__STATED GOAL__.
Look through the listing below and report how many lines contain "Statistics", as a bare number.

__Dataset listings of figures__.
□ □ □ □

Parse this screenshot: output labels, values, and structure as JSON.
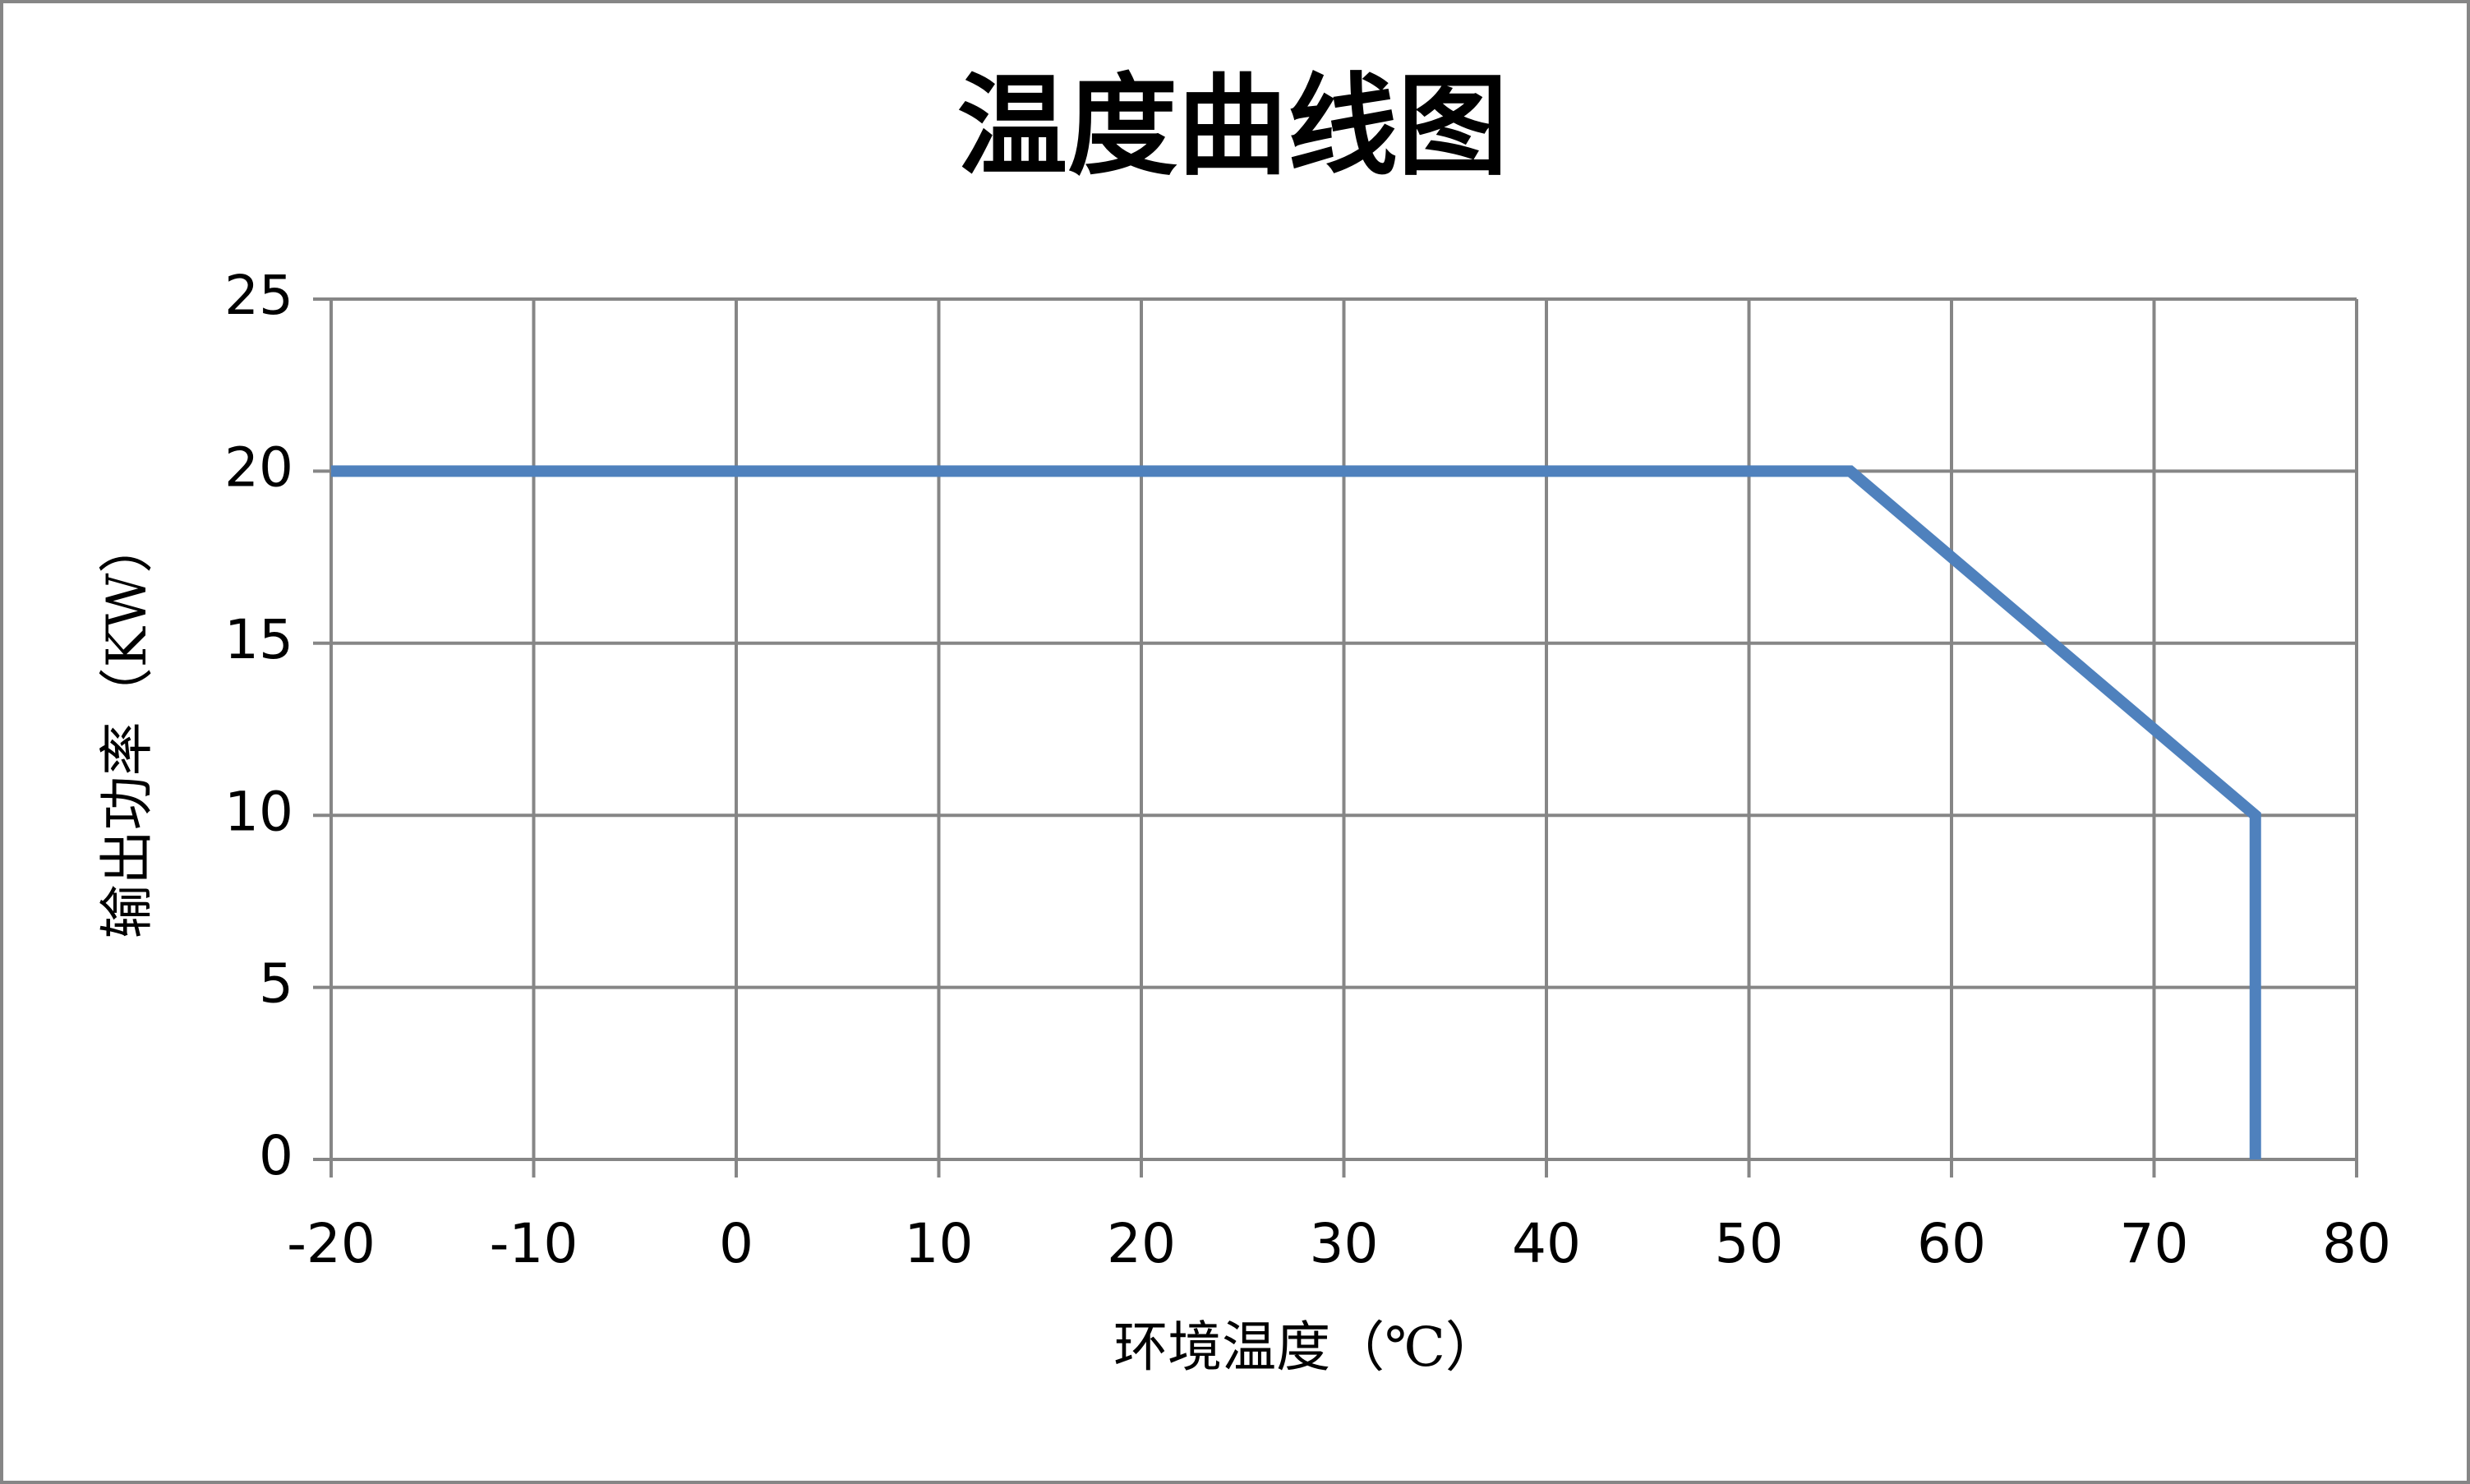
{
  "chart_data": {
    "type": "line",
    "title": "温度曲线图",
    "x_label": "环境温度（℃）",
    "y_label": "输出功率（KW）",
    "series": [
      {
        "name": "输出功率",
        "color": "#4f81bd",
        "x": [
          -20,
          55,
          75,
          75
        ],
        "values": [
          20,
          20,
          10,
          0
        ]
      }
    ],
    "xlim": [
      -20,
      80
    ],
    "xticks": [
      -20,
      -10,
      0,
      10,
      20,
      30,
      40,
      50,
      60,
      70,
      80
    ],
    "ylim": [
      0,
      25
    ],
    "yticks": [
      0,
      5,
      10,
      15,
      20,
      25
    ],
    "grid": true
  }
}
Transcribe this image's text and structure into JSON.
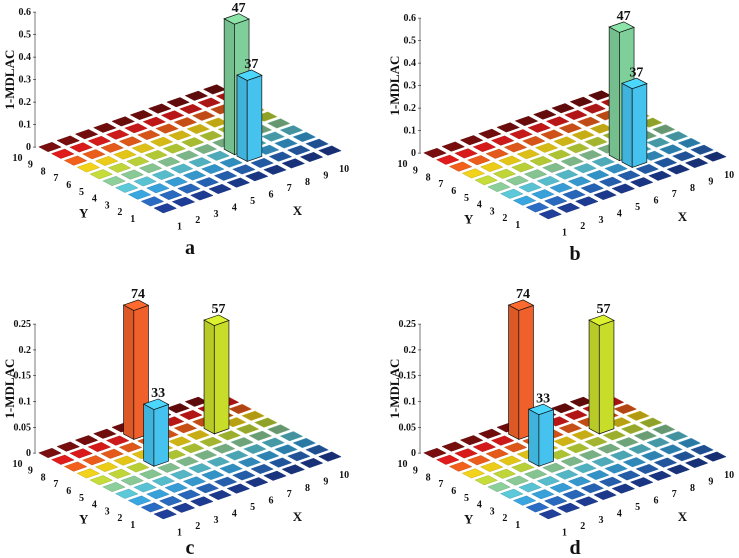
{
  "chart_data": [
    {
      "type": "bar3d",
      "panel_label": "a",
      "xlabel": "X",
      "ylabel": "Y",
      "zlabel": "1-MDLAC",
      "xticks": [
        "1",
        "2",
        "3",
        "4",
        "5",
        "6",
        "7",
        "8",
        "9",
        "10"
      ],
      "yticks": [
        "1",
        "2",
        "3",
        "4",
        "5",
        "6",
        "7",
        "8",
        "9",
        "10"
      ],
      "zticks": [
        "0",
        "0.1",
        "0.2",
        "0.3",
        "0.4",
        "0.5",
        "0.6"
      ],
      "zlim": [
        0,
        0.6
      ],
      "bars": [
        {
          "label": "47",
          "value": 0.58,
          "x": 7,
          "y": 4,
          "color": "#7fcf9a"
        },
        {
          "label": "37",
          "value": 0.36,
          "x": 7,
          "y": 3,
          "color": "#45c3ee"
        }
      ]
    },
    {
      "type": "bar3d",
      "panel_label": "b",
      "xlabel": "X",
      "ylabel": "Y",
      "zlabel": "1-MDLAC",
      "xticks": [
        "1",
        "2",
        "3",
        "4",
        "5",
        "6",
        "7",
        "8",
        "9",
        "10"
      ],
      "yticks": [
        "1",
        "2",
        "3",
        "4",
        "5",
        "6",
        "7",
        "8",
        "9",
        "10"
      ],
      "zticks": [
        "0",
        "0.1",
        "0.2",
        "0.3",
        "0.4",
        "0.5",
        "0.6"
      ],
      "zlim": [
        0,
        0.6
      ],
      "bars": [
        {
          "label": "47",
          "value": 0.57,
          "x": 7,
          "y": 4,
          "color": "#7fcf9a"
        },
        {
          "label": "37",
          "value": 0.35,
          "x": 7,
          "y": 3,
          "color": "#45c3ee"
        }
      ]
    },
    {
      "type": "bar3d",
      "panel_label": "c",
      "xlabel": "X",
      "ylabel": "Y",
      "zlabel": "1-MDLAC",
      "xticks": [
        "1",
        "2",
        "3",
        "4",
        "5",
        "6",
        "7",
        "8",
        "9",
        "10"
      ],
      "yticks": [
        "1",
        "2",
        "3",
        "4",
        "5",
        "6",
        "7",
        "8",
        "9",
        "10"
      ],
      "zticks": [
        "0",
        "0.05",
        "0.1",
        "0.15",
        "0.2",
        "0.25"
      ],
      "zlim": [
        0,
        0.25
      ],
      "bars": [
        {
          "label": "74",
          "value": 0.25,
          "x": 5,
          "y": 9,
          "color": "#f0602a"
        },
        {
          "label": "57",
          "value": 0.21,
          "x": 8,
          "y": 7,
          "color": "#c8dc2a"
        },
        {
          "label": "33",
          "value": 0.11,
          "x": 4,
          "y": 6,
          "color": "#45c3ee"
        }
      ]
    },
    {
      "type": "bar3d",
      "panel_label": "d",
      "xlabel": "X",
      "ylabel": "Y",
      "zlabel": "1-MDLAC",
      "xticks": [
        "1",
        "2",
        "3",
        "4",
        "5",
        "6",
        "7",
        "8",
        "9",
        "10"
      ],
      "yticks": [
        "1",
        "2",
        "3",
        "4",
        "5",
        "6",
        "7",
        "8",
        "9",
        "10"
      ],
      "zticks": [
        "0",
        "0.05",
        "0.1",
        "0.15",
        "0.2",
        "0.25"
      ],
      "zlim": [
        0,
        0.25
      ],
      "bars": [
        {
          "label": "74",
          "value": 0.25,
          "x": 5,
          "y": 9,
          "color": "#f0602a"
        },
        {
          "label": "57",
          "value": 0.21,
          "x": 8,
          "y": 7,
          "color": "#c8dc2a"
        },
        {
          "label": "33",
          "value": 0.1,
          "x": 4,
          "y": 6,
          "color": "#45c3ee"
        }
      ]
    }
  ],
  "row_colors": [
    "#1a2270",
    "#1f3f9a",
    "#2a6cc4",
    "#3aa6e0",
    "#5cc8d8",
    "#8dcf9a",
    "#c5dc3a",
    "#f2d21a",
    "#f2601c",
    "#e01b1b",
    "#7a0e0e"
  ]
}
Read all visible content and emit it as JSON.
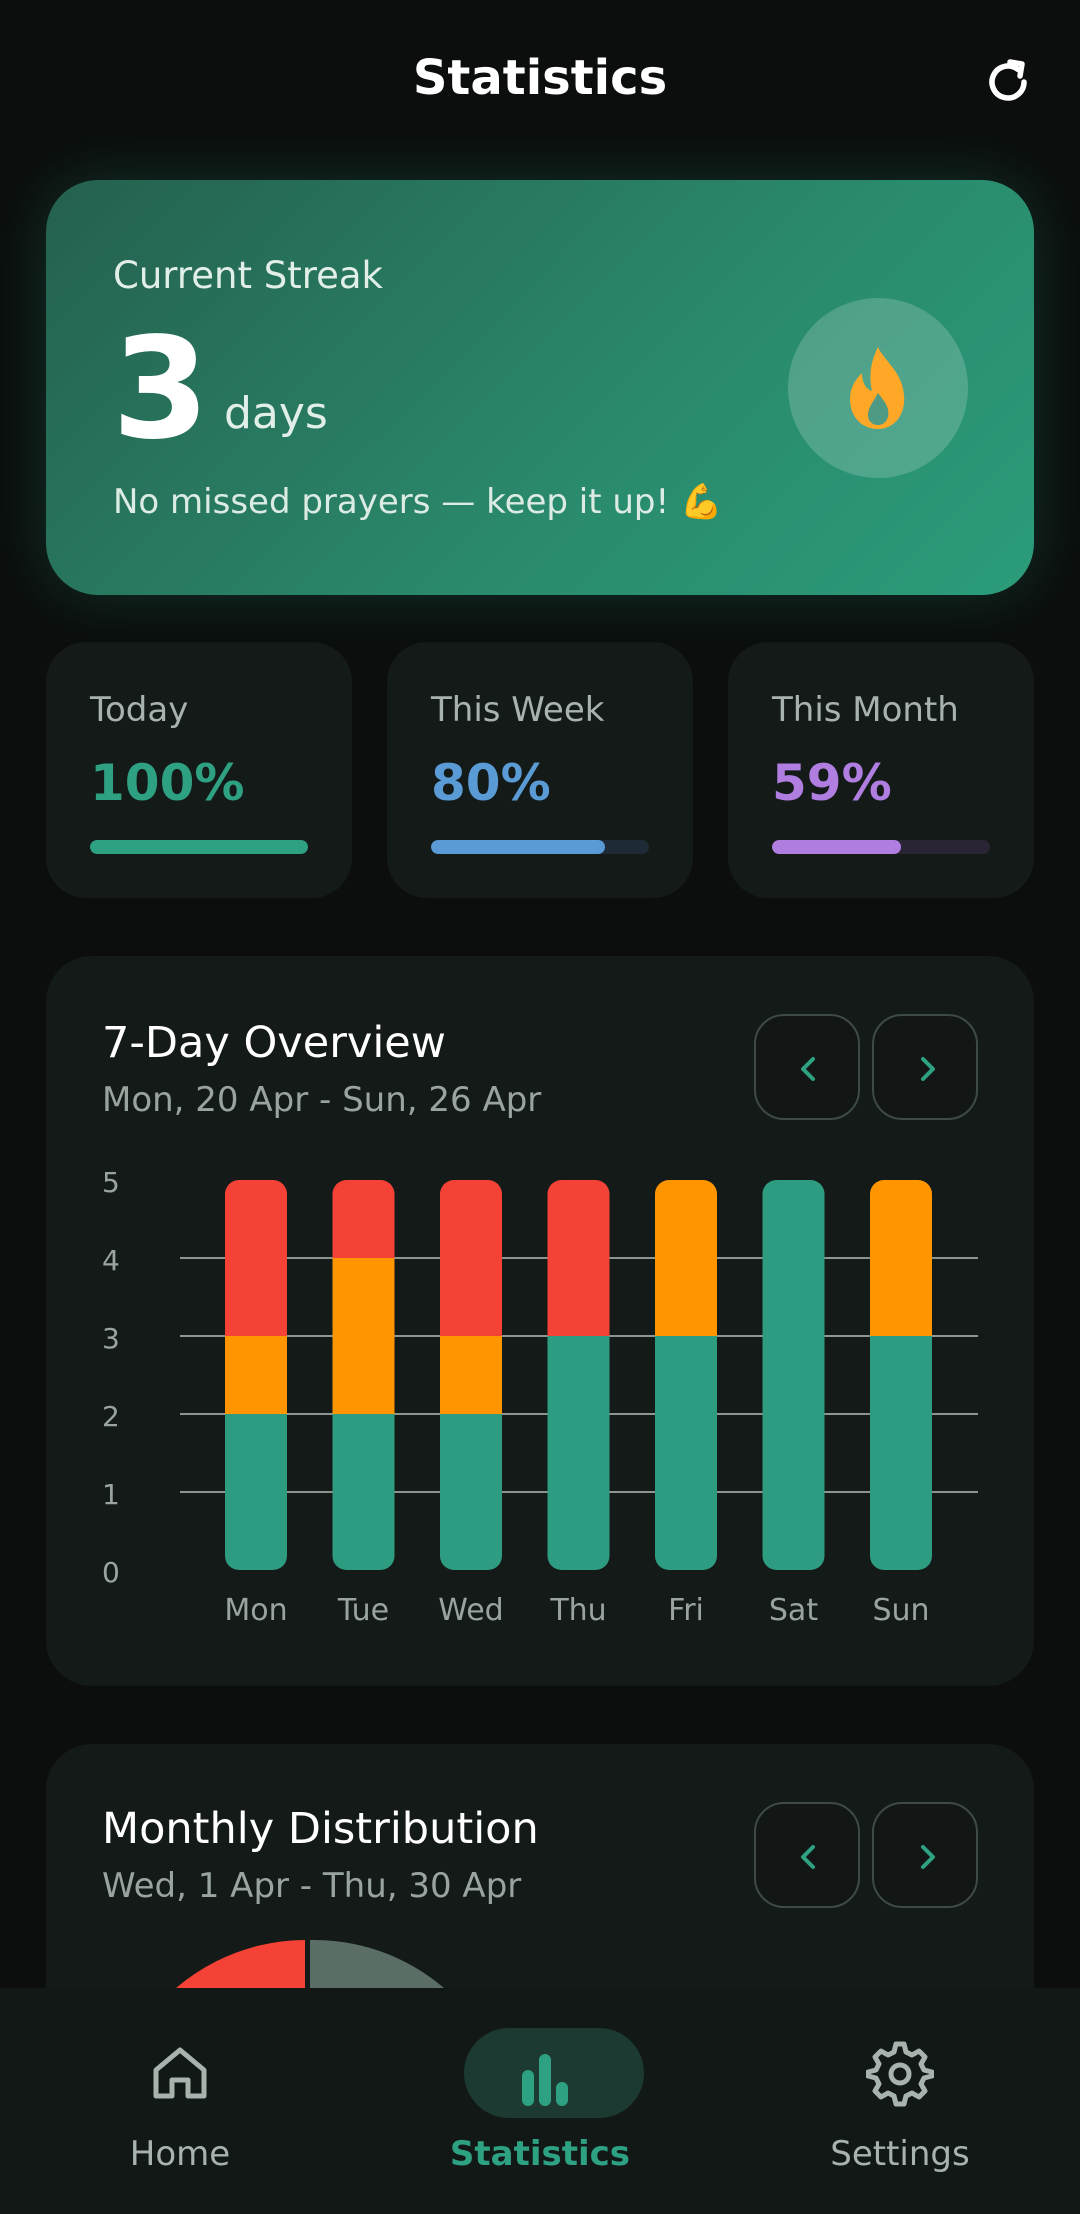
{
  "header": {
    "title": "Statistics",
    "refresh_icon": "refresh-icon"
  },
  "streak": {
    "label": "Current Streak",
    "value": "3",
    "unit": "days",
    "message": "No missed prayers — keep it up! 💪",
    "icon": "fire-icon"
  },
  "stats": [
    {
      "label": "Today",
      "value": "100%",
      "progress": 1.0,
      "color": "#2fa183"
    },
    {
      "label": "This Week",
      "value": "80%",
      "progress": 0.8,
      "color": "#5b9bd5"
    },
    {
      "label": "This Month",
      "value": "59%",
      "progress": 0.59,
      "color": "#b07ee0"
    }
  ],
  "overview": {
    "title": "7-Day Overview",
    "range": "Mon, 20 Apr - Sun, 26 Apr",
    "prev_icon": "chevron-left-icon",
    "next_icon": "chevron-right-icon"
  },
  "chart_data": {
    "type": "bar",
    "stacked": true,
    "categories": [
      "Mon",
      "Tue",
      "Wed",
      "Thu",
      "Fri",
      "Sat",
      "Sun"
    ],
    "series": [
      {
        "values": [
          2,
          2,
          2,
          3,
          3,
          5,
          3
        ],
        "color": "#2e9c80"
      },
      {
        "values": [
          1,
          2,
          1,
          0,
          2,
          0,
          2
        ],
        "color": "#ff9500"
      },
      {
        "values": [
          2,
          1,
          2,
          2,
          0,
          0,
          0
        ],
        "color": "#f44336"
      }
    ],
    "yticks": [
      "0",
      "1",
      "2",
      "3",
      "4",
      "5"
    ],
    "ylim": [
      0,
      5
    ],
    "grid": true
  },
  "monthly": {
    "title": "Monthly Distribution",
    "range": "Wed, 1 Apr - Thu, 30 Apr",
    "prev_icon": "chevron-left-icon",
    "next_icon": "chevron-right-icon"
  },
  "bottom_nav": [
    {
      "label": "Home",
      "icon": "home-icon",
      "active": false
    },
    {
      "label": "Statistics",
      "icon": "bar-chart-icon",
      "active": true
    },
    {
      "label": "Settings",
      "icon": "gear-icon",
      "active": false
    }
  ]
}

□ □ □ □

__OUTPUT OF THE TASK__.
2